(Records about charts and figures)
════════

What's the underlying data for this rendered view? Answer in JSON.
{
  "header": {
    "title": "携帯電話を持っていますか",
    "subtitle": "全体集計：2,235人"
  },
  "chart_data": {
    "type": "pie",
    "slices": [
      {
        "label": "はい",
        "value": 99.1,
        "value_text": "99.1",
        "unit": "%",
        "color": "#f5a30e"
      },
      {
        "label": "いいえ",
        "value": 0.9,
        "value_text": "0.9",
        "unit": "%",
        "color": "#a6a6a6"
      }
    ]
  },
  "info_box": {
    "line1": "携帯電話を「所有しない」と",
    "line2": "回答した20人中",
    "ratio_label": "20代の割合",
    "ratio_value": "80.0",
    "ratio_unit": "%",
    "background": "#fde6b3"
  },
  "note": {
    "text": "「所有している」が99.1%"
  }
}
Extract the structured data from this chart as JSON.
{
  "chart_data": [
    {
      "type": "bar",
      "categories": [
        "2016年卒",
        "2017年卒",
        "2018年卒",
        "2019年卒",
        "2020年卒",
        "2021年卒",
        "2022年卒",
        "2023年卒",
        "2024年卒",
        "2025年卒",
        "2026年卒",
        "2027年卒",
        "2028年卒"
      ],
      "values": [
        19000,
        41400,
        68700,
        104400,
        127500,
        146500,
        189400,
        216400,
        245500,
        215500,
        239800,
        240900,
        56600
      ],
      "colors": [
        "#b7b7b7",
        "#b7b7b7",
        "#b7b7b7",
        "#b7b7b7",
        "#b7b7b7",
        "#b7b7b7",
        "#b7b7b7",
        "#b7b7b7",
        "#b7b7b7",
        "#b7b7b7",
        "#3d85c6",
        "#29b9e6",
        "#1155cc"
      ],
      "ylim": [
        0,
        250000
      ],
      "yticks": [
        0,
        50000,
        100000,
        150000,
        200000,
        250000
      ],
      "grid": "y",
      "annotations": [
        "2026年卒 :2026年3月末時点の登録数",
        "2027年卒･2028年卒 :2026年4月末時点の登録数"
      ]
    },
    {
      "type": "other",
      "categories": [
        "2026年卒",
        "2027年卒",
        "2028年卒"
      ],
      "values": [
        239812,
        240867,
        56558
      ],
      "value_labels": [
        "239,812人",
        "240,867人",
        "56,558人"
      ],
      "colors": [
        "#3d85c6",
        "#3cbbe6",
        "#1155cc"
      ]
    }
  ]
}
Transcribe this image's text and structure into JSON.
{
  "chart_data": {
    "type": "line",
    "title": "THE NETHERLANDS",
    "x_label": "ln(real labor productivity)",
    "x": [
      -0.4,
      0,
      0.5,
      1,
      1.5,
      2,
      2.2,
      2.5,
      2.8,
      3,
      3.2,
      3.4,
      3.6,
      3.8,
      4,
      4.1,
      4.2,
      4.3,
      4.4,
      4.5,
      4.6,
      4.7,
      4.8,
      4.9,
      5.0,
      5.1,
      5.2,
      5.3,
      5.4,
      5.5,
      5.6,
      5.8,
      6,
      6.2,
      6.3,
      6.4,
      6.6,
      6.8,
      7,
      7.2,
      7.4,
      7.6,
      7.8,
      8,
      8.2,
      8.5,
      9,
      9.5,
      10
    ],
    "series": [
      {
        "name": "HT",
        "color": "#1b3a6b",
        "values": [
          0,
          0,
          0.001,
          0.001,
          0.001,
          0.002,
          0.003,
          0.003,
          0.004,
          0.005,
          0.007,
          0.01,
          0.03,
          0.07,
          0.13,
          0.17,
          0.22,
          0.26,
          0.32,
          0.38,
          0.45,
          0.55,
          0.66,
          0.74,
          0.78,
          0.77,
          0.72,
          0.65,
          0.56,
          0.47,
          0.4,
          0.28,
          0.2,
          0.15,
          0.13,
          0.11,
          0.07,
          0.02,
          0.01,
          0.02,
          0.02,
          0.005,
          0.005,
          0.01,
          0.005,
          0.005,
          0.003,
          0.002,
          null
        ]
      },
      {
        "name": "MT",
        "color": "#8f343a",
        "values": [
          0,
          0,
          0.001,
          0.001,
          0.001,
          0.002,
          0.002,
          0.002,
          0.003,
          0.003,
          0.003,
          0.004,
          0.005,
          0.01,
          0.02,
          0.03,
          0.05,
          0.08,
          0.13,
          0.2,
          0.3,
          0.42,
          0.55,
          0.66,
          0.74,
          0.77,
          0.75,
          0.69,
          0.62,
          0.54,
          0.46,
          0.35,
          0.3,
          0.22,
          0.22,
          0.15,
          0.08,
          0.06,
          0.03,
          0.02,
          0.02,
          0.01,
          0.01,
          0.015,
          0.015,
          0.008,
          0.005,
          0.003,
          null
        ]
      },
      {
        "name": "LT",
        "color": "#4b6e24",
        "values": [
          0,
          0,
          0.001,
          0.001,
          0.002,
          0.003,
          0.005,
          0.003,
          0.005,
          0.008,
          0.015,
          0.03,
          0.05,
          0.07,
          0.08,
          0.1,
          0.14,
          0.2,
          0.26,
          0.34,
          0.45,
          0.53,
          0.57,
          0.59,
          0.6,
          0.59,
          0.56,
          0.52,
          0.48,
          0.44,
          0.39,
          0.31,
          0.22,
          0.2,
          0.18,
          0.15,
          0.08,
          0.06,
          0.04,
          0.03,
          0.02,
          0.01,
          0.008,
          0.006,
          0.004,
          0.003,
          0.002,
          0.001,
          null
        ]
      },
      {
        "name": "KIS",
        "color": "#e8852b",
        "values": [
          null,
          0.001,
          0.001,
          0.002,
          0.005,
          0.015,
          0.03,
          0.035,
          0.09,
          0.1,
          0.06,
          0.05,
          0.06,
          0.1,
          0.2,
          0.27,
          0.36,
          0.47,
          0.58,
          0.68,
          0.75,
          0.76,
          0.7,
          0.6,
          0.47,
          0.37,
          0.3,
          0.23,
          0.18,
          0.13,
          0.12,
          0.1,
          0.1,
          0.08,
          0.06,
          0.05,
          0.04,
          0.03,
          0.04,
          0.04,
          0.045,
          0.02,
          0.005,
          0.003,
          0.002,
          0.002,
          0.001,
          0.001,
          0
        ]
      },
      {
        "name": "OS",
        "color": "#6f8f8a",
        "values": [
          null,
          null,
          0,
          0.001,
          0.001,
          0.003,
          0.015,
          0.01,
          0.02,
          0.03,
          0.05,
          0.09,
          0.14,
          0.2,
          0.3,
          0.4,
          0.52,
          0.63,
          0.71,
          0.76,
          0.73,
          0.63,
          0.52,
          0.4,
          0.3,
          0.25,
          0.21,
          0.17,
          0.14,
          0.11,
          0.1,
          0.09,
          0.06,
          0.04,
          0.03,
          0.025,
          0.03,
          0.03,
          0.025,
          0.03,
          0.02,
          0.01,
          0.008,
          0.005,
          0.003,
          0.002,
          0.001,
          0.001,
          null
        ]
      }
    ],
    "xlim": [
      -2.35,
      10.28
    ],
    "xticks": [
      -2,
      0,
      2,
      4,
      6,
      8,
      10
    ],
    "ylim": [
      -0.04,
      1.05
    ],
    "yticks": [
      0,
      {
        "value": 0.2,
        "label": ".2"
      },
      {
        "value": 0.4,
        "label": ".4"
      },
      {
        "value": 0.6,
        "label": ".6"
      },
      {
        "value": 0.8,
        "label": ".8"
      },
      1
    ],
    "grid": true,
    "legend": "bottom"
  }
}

════════

Every line of the data above should be reproduced word for word.

Result of this task ::
What's the underlying data for this rendered view? Answer in JSON.
{
  "header": {
    "title": "携帯電話を持っていますか",
    "subtitle": "全体集計：2,235人"
  },
  "chart_data": {
    "type": "pie",
    "slices": [
      {
        "label": "はい",
        "value": 99.1,
        "value_text": "99.1",
        "unit": "%",
        "color": "#f5a30e"
      },
      {
        "label": "いいえ",
        "value": 0.9,
        "value_text": "0.9",
        "unit": "%",
        "color": "#a6a6a6"
      }
    ]
  },
  "info_box": {
    "line1": "携帯電話を「所有しない」と",
    "line2": "回答した20人中",
    "ratio_label": "20代の割合",
    "ratio_value": "80.0",
    "ratio_unit": "%",
    "background": "#fde6b3"
  },
  "note": {
    "text": "「所有している」が99.1%"
  }
}
Extract the structured data from this chart as JSON.
{
  "chart_data": [
    {
      "type": "bar",
      "categories": [
        "2016年卒",
        "2017年卒",
        "2018年卒",
        "2019年卒",
        "2020年卒",
        "2021年卒",
        "2022年卒",
        "2023年卒",
        "2024年卒",
        "2025年卒",
        "2026年卒",
        "2027年卒",
        "2028年卒"
      ],
      "values": [
        19000,
        41400,
        68700,
        104400,
        127500,
        146500,
        189400,
        216400,
        245500,
        215500,
        239800,
        240900,
        56600
      ],
      "colors": [
        "#b7b7b7",
        "#b7b7b7",
        "#b7b7b7",
        "#b7b7b7",
        "#b7b7b7",
        "#b7b7b7",
        "#b7b7b7",
        "#b7b7b7",
        "#b7b7b7",
        "#b7b7b7",
        "#3d85c6",
        "#29b9e6",
        "#1155cc"
      ],
      "ylim": [
        0,
        250000
      ],
      "yticks": [
        0,
        50000,
        100000,
        150000,
        200000,
        250000
      ],
      "grid": "y",
      "annotations": [
        "2026年卒 :2026年3月末時点の登録数",
        "2027年卒･2028年卒 :2026年4月末時点の登録数"
      ]
    },
    {
      "type": "other",
      "categories": [
        "2026年卒",
        "2027年卒",
        "2028年卒"
      ],
      "values": [
        239812,
        240867,
        56558
      ],
      "value_labels": [
        "239,812人",
        "240,867人",
        "56,558人"
      ],
      "colors": [
        "#3d85c6",
        "#3cbbe6",
        "#1155cc"
      ]
    }
  ]
}
Transcribe this image's text and structure into JSON.
{
  "chart_data": {
    "type": "line",
    "title": "THE NETHERLANDS",
    "x_label": "ln(real labor productivity)",
    "x": [
      -0.4,
      0,
      0.5,
      1,
      1.5,
      2,
      2.2,
      2.5,
      2.8,
      3,
      3.2,
      3.4,
      3.6,
      3.8,
      4,
      4.1,
      4.2,
      4.3,
      4.4,
      4.5,
      4.6,
      4.7,
      4.8,
      4.9,
      5.0,
      5.1,
      5.2,
      5.3,
      5.4,
      5.5,
      5.6,
      5.8,
      6,
      6.2,
      6.3,
      6.4,
      6.6,
      6.8,
      7,
      7.2,
      7.4,
      7.6,
      7.8,
      8,
      8.2,
      8.5,
      9,
      9.5,
      10
    ],
    "series": [
      {
        "name": "HT",
        "color": "#1b3a6b",
        "values": [
          0,
          0,
          0.001,
          0.001,
          0.001,
          0.002,
          0.003,
          0.003,
          0.004,
          0.005,
          0.007,
          0.01,
          0.03,
          0.07,
          0.13,
          0.17,
          0.22,
          0.26,
          0.32,
          0.38,
          0.45,
          0.55,
          0.66,
          0.74,
          0.78,
          0.77,
          0.72,
          0.65,
          0.56,
          0.47,
          0.4,
          0.28,
          0.2,
          0.15,
          0.13,
          0.11,
          0.07,
          0.02,
          0.01,
          0.02,
          0.02,
          0.005,
          0.005,
          0.01,
          0.005,
          0.005,
          0.003,
          0.002,
          null
        ]
      },
      {
        "name": "MT",
        "color": "#8f343a",
        "values": [
          0,
          0,
          0.001,
          0.001,
          0.001,
          0.002,
          0.002,
          0.002,
          0.003,
          0.003,
          0.003,
          0.004,
          0.005,
          0.01,
          0.02,
          0.03,
          0.05,
          0.08,
          0.13,
          0.2,
          0.3,
          0.42,
          0.55,
          0.66,
          0.74,
          0.77,
          0.75,
          0.69,
          0.62,
          0.54,
          0.46,
          0.35,
          0.3,
          0.22,
          0.22,
          0.15,
          0.08,
          0.06,
          0.03,
          0.02,
          0.02,
          0.01,
          0.01,
          0.015,
          0.015,
          0.008,
          0.005,
          0.003,
          null
        ]
      },
      {
        "name": "LT",
        "color": "#4b6e24",
        "values": [
          0,
          0,
          0.001,
          0.001,
          0.002,
          0.003,
          0.005,
          0.003,
          0.005,
          0.008,
          0.015,
          0.03,
          0.05,
          0.07,
          0.08,
          0.1,
          0.14,
          0.2,
          0.26,
          0.34,
          0.45,
          0.53,
          0.57,
          0.59,
          0.6,
          0.59,
          0.56,
          0.52,
          0.48,
          0.44,
          0.39,
          0.31,
          0.22,
          0.2,
          0.18,
          0.15,
          0.08,
          0.06,
          0.04,
          0.03,
          0.02,
          0.01,
          0.008,
          0.006,
          0.004,
          0.003,
          0.002,
          0.001,
          null
        ]
      },
      {
        "name": "KIS",
        "color": "#e8852b",
        "values": [
          null,
          0.001,
          0.001,
          0.002,
          0.005,
          0.015,
          0.03,
          0.035,
          0.09,
          0.1,
          0.06,
          0.05,
          0.06,
          0.1,
          0.2,
          0.27,
          0.36,
          0.47,
          0.58,
          0.68,
          0.75,
          0.76,
          0.7,
          0.6,
          0.47,
          0.37,
          0.3,
          0.23,
          0.18,
          0.13,
          0.12,
          0.1,
          0.1,
          0.08,
          0.06,
          0.05,
          0.04,
          0.03,
          0.04,
          0.04,
          0.045,
          0.02,
          0.005,
          0.003,
          0.002,
          0.002,
          0.001,
          0.001,
          0
        ]
      },
      {
        "name": "OS",
        "color": "#6f8f8a",
        "values": [
          null,
          null,
          0,
          0.001,
          0.001,
          0.003,
          0.015,
          0.01,
          0.02,
          0.03,
          0.05,
          0.09,
          0.14,
          0.2,
          0.3,
          0.4,
          0.52,
          0.63,
          0.71,
          0.76,
          0.73,
          0.63,
          0.52,
          0.4,
          0.3,
          0.25,
          0.21,
          0.17,
          0.14,
          0.11,
          0.1,
          0.09,
          0.06,
          0.04,
          0.03,
          0.025,
          0.03,
          0.03,
          0.025,
          0.03,
          0.02,
          0.01,
          0.008,
          0.005,
          0.003,
          0.002,
          0.001,
          0.001,
          null
        ]
      }
    ],
    "xlim": [
      -2.35,
      10.28
    ],
    "xticks": [
      -2,
      0,
      2,
      4,
      6,
      8,
      10
    ],
    "ylim": [
      -0.04,
      1.05
    ],
    "yticks": [
      0,
      {
        "value": 0.2,
        "label": ".2"
      },
      {
        "value": 0.4,
        "label": ".4"
      },
      {
        "value": 0.6,
        "label": ".6"
      },
      {
        "value": 0.8,
        "label": ".8"
      },
      1
    ],
    "grid": true,
    "legend": "bottom"
  }
}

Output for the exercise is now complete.